Objective: Reproduce all the lines below exactly and omit the images.

Materials provided:
>>

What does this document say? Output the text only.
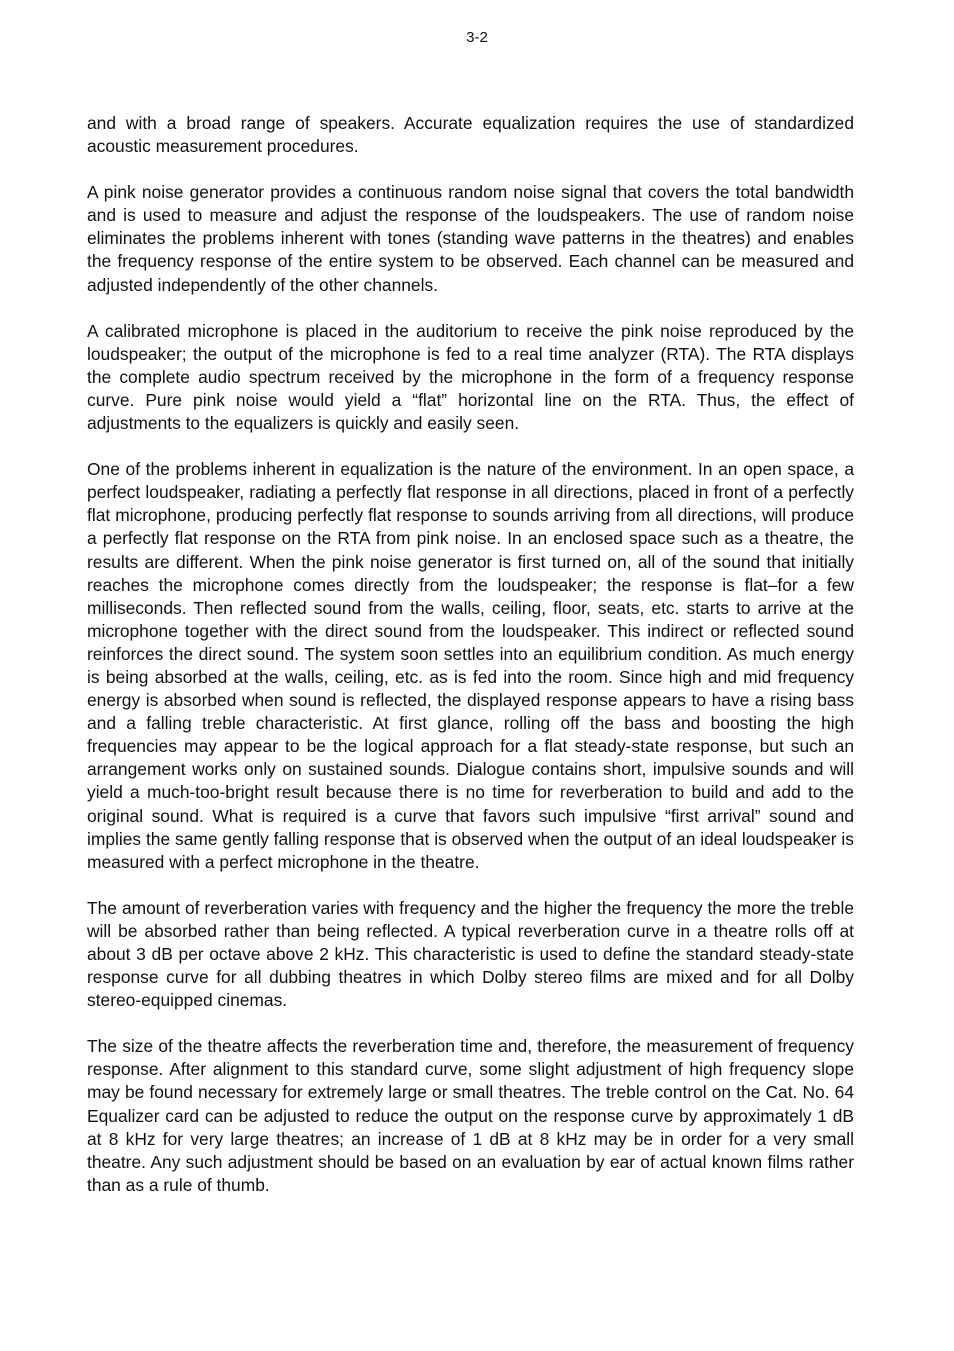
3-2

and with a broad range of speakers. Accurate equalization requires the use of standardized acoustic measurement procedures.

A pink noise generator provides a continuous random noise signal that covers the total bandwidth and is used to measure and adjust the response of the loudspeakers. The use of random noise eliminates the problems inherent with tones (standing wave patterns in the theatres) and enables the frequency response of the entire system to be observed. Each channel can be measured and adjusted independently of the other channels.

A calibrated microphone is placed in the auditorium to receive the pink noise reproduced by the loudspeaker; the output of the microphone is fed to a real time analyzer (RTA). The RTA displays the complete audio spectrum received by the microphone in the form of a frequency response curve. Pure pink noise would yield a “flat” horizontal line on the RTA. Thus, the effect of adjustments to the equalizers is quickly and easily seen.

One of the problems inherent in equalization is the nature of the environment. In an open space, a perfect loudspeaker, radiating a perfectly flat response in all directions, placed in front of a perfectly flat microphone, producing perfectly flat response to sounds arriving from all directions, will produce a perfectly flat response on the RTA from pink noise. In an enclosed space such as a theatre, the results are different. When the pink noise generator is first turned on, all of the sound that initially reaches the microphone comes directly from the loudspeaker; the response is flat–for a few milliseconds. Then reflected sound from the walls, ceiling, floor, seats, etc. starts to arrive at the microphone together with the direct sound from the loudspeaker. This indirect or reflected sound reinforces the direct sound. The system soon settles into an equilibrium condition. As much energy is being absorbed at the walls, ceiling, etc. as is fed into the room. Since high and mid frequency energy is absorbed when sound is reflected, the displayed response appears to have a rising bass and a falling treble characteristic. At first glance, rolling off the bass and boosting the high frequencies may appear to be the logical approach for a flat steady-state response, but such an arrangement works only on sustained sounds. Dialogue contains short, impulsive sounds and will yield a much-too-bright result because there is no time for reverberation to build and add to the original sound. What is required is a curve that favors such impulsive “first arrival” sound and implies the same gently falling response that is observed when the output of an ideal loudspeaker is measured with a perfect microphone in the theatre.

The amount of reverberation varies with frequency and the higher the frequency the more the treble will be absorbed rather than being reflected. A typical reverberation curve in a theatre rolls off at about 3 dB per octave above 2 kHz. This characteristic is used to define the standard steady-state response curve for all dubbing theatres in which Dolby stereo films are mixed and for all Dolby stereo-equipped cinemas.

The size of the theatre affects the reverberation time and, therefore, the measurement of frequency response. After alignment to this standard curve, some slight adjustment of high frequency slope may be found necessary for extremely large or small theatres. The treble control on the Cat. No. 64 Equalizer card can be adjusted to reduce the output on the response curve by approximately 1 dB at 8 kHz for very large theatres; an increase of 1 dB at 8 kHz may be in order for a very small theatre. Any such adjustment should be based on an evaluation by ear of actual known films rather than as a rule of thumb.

<<

Result of this task:
What does this document say? Output the text only.
3-2

and with a broad range of speakers. Accurate equalization requires the use of standardized acoustic measurement procedures.

A pink noise generator provides a continuous random noise signal that covers the total bandwidth and is used to measure and adjust the response of the loudspeakers. The use of random noise eliminates the problems inherent with tones (standing wave patterns in the theatres) and enables the frequency response of the entire system to be observed. Each channel can be measured and adjusted independently of the other channels.

A calibrated microphone is placed in the auditorium to receive the pink noise reproduced by the loudspeaker; the output of the microphone is fed to a real time analyzer (RTA). The RTA displays the complete audio spectrum received by the microphone in the form of a frequency response curve. Pure pink noise would yield a “flat” horizontal line on the RTA. Thus, the effect of adjustments to the equalizers is quickly and easily seen.

One of the problems inherent in equalization is the nature of the environment. In an open space, a perfect loudspeaker, radiating a perfectly flat response in all directions, placed in front of a perfectly flat microphone, producing perfectly flat response to sounds arriving from all directions, will produce a perfectly flat response on the RTA from pink noise. In an enclosed space such as a theatre, the results are different. When the pink noise generator is first turned on, all of the sound that initially reaches the microphone comes directly from the loudspeaker; the response is flat–for a few milliseconds. Then reflected sound from the walls, ceiling, floor, seats, etc. starts to arrive at the microphone together with the direct sound from the loudspeaker. This indirect or reflected sound reinforces the direct sound. The system soon settles into an equilibrium condition. As much energy is being absorbed at the walls, ceiling, etc. as is fed into the room. Since high and mid frequency energy is absorbed when sound is reflected, the displayed response appears to have a rising bass and a falling treble characteristic. At first glance, rolling off the bass and boosting the high frequencies may appear to be the logical approach for a flat steady-state response, but such an arrangement works only on sustained sounds. Dialogue contains short, impulsive sounds and will yield a much-too-bright result because there is no time for reverberation to build and add to the original sound. What is required is a curve that favors such impulsive “first arrival” sound and implies the same gently falling response that is observed when the output of an ideal loudspeaker is measured with a perfect microphone in the theatre.

The amount of reverberation varies with frequency and the higher the frequency the more the treble will be absorbed rather than being reflected. A typical reverberation curve in a theatre rolls off at about 3 dB per octave above 2 kHz. This characteristic is used to define the standard steady-state response curve for all dubbing theatres in which Dolby stereo films are mixed and for all Dolby stereo-equipped cinemas.

The size of the theatre affects the reverberation time and, therefore, the measurement of frequency response. After alignment to this standard curve, some slight adjustment of high frequency slope may be found necessary for extremely large or small theatres. The treble control on the Cat. No. 64 Equalizer card can be adjusted to reduce the output on the response curve by approximately 1 dB at 8 kHz for very large theatres; an increase of 1 dB at 8 kHz may be in order for a very small theatre. Any such adjustment should be based on an evaluation by ear of actual known films rather than as a rule of thumb.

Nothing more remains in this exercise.